Given exercise 1>
Duplicate the records line for line, covering the stretch from their first line through the line that contains "required-badge: Required bbox=[798, 315, 851, 330]", with both ends included.

Selected passage>

----------------

# leopard gecko setup 24" heatmat not reaching temp



## jacko32 (Jan 26, 2012)

just set up a 24" vivexotic wood viv and turned it all on the heat mat is not warming up very fast is this normal ?


----------



## Meko (Apr 29, 2007)

yeah they can take a while to heat up...


----------



## jacko32 (Jan 26, 2012)

Meko said:


> yeah they can take a while to heat up...


had it running over 1 hour now and only reached 22c its an 11" x 11" 12watt


----------



## Meko (Apr 29, 2007)

should be warmer than that by now...

are you running it through a thermostat and if so, is the light going on and off as though it's getting too hot?
You've also got the probes on the mat / substrate rather than trying to read the air temperature? it might be worth just plugging it in, not on a stat and sticking the thermometer probe directly on the mat, just to see if it heats up like that.


----------



## jacko32 (Jan 26, 2012)

Meko said:


> should be warmer than that by now...
> 
> are you running it through a thermostat and if so, is the light going on and off as though it's getting too hot?
> You've also got the probes on the mat / substrate rather than trying to read the air temperature? it might be worth just plugging it in, not on a stat and sticking the thermometer probe directly on the mat, just to see if it heats up like that.


i have the stat on 32c green light is on solid and the probe is touching the lino i bought 3 matts all the same i have tried them just plugged in to the mains 2 warm up but slow and 1 hardly warmed up at all over 45mins i have a 17" x 11" warming live food RUBs and that is really hot in minutes


----------



## Hashcake (Nov 23, 2011)

If the green light is on it's still pumping the temperature into the mat, leave it until the light goes out then check the temp.
You say the probe is on the lino so presume you have placed it where the heat mat is fitted?


----------



## jacko32 (Jan 26, 2012)

Hashcake said:


> If the green light is on it's still pumping the temperature into the mat, leave it until the light goes out then check the temp.
> You say the probe is on the lino so presume you have placed it where the heat mat is fitted?


yes its right on top of the heat mat its crept up to 25c now so somethings happening just seems slow its been on since 11:15am


----------



## Hashcake (Nov 23, 2011)

Just leave it for now, I allowed mine to settle and balance out for 48 hours before introducing my Leo.


----------



## jacko32 (Jan 26, 2012)

Hashcake said:


> Just leave it for now, I allowed mine to settle and balance out for 48 hours before introducing my Leo.


not putting leos in until next week just wanted to make sure everythings functioning as it should so if its not i can make the changes to get it right


----------



## jacko32 (Jan 26, 2012)

got the temps up now im confused over the readings i have the probe from both the stat and thermometer touching the lino on the heat the stat is set at 30c but the thermometer is reading 35.5c is this normal and should i turn the stat down.

warm side : 35.5c
cool side : 24.5c


----------



## violentchopper (Jun 20, 2008)

Don't worry about the temps on the stat, some are not accurate. Go by what the thermometer says. Yes, just turn it down a bit.


----------



## jacko32 (Jan 26, 2012)

everythings working fine got steady temps of 31.4c on the warm side and 22.4c on the cool side


----------

----------------

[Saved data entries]

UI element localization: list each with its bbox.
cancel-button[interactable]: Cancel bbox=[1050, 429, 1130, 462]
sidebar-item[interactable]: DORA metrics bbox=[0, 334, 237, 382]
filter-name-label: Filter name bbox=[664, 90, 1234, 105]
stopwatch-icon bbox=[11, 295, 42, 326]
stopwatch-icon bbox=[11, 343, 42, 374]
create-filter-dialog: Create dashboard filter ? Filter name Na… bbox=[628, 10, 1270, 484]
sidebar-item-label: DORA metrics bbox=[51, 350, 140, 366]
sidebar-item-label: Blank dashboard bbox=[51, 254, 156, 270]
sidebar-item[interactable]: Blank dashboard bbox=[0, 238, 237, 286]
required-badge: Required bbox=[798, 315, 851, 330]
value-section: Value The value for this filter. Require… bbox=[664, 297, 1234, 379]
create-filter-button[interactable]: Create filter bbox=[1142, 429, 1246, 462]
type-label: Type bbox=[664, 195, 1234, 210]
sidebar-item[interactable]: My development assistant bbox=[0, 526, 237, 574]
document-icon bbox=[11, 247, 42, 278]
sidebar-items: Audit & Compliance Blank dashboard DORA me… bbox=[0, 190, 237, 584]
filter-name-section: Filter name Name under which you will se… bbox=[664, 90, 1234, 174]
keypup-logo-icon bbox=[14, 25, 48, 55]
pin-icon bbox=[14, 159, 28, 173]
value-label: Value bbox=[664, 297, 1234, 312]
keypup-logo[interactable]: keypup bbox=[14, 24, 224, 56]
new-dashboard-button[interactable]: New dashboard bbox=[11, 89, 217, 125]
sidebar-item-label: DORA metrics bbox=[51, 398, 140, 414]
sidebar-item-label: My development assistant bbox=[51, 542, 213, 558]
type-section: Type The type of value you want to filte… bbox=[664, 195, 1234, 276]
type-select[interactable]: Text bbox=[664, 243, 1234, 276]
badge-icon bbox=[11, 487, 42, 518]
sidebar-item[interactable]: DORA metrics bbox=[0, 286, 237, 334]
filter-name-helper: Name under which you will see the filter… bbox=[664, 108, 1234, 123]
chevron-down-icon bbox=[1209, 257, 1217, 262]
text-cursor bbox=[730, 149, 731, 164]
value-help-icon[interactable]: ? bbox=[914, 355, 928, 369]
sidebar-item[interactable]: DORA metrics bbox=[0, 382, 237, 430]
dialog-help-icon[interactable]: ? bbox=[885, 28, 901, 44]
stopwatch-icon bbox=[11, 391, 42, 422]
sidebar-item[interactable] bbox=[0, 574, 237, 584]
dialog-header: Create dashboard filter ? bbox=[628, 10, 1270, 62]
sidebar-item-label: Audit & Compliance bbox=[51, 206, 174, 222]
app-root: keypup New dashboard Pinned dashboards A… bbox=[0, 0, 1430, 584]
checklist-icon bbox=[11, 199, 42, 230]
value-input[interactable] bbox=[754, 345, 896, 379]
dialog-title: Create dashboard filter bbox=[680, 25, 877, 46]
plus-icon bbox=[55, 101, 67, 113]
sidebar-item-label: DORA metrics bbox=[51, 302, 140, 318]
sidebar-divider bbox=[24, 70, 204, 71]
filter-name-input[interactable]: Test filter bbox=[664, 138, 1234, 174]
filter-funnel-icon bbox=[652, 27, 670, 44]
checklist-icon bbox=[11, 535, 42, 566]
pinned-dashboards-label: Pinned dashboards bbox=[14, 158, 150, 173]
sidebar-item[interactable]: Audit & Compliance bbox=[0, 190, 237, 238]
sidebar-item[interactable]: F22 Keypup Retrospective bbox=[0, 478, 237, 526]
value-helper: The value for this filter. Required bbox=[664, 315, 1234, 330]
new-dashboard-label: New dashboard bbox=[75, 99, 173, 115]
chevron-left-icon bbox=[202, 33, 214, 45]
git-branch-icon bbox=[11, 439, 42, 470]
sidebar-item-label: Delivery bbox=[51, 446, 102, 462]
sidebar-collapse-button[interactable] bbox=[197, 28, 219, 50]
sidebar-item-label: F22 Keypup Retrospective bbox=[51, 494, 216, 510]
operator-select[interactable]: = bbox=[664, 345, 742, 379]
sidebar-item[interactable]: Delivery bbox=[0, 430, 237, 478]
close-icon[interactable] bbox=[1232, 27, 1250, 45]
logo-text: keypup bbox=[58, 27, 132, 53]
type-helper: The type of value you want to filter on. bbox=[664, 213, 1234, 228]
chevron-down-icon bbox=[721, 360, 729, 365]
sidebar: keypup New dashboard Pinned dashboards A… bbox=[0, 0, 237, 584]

----------------

Given exercise 2>
Answer these questions about the forum thread on the leopard gecko heat mat:
(a) What wattage does jacko32 give for the 11" x 11" heat mat?
(b) For how many hours did Hashcake let the setup settle before introducing the Leo?
(c) What steady warm-side and cool-side temperatures does jacko32 report in the final post?

Correct result 1>
UI element localization: list each with its bbox.
cancel-button[interactable]: Cancel bbox=[1050, 429, 1130, 462]
sidebar-item[interactable]: DORA metrics bbox=[0, 334, 237, 382]
filter-name-label: Filter name bbox=[664, 90, 1234, 105]
stopwatch-icon bbox=[11, 295, 42, 326]
stopwatch-icon bbox=[11, 343, 42, 374]
create-filter-dialog: Create dashboard filter ? Filter name Na… bbox=[628, 10, 1270, 484]
sidebar-item-label: DORA metrics bbox=[51, 350, 140, 366]
sidebar-item-label: Blank dashboard bbox=[51, 254, 156, 270]
sidebar-item[interactable]: Blank dashboard bbox=[0, 238, 237, 286]
required-badge: Required bbox=[798, 315, 851, 330]

Correct result 2>
(a) 12 watts.
(b) 48 hours.
(c) 31.4c on the warm side and 22.4c on the cool side.